### TASK REQUIREMENTS
All lines featuring the string "labs" are to be listed.

### RECORDS SUPPLIED
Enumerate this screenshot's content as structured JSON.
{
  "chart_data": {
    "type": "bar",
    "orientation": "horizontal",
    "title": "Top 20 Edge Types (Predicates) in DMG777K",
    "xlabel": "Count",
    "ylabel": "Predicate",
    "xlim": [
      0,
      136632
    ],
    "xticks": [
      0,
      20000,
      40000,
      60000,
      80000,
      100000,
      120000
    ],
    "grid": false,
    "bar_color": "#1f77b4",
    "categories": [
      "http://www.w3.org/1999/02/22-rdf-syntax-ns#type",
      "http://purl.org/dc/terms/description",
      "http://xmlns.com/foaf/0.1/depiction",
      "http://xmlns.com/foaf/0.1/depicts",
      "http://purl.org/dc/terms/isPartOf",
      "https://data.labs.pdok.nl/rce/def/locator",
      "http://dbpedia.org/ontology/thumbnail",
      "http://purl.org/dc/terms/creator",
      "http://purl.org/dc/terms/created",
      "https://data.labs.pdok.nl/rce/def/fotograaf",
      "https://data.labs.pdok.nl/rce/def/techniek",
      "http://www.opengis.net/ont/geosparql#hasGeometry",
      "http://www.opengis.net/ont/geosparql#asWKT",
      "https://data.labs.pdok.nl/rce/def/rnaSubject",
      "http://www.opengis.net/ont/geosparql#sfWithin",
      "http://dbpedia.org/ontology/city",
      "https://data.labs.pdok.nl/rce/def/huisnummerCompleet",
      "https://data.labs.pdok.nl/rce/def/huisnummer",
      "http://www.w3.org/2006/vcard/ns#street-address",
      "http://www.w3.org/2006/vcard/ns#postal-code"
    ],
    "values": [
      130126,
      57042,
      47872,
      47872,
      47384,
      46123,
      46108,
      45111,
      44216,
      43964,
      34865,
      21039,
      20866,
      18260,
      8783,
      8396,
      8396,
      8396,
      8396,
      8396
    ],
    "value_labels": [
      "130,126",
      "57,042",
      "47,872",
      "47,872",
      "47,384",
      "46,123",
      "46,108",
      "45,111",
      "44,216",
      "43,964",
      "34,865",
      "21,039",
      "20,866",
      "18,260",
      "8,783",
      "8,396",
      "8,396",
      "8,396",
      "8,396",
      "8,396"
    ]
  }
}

### OUTPUT
      "https://data.labs.pdok.nl/rce/def/locator",
      "https://data.labs.pdok.nl/rce/def/fotograaf",
      "https://data.labs.pdok.nl/rce/def/techniek",
      "https://data.labs.pdok.nl/rce/def/rnaSubject",
      "https://data.labs.pdok.nl/rce/def/huisnummerCompleet",
      "https://data.labs.pdok.nl/rce/def/huisnummer",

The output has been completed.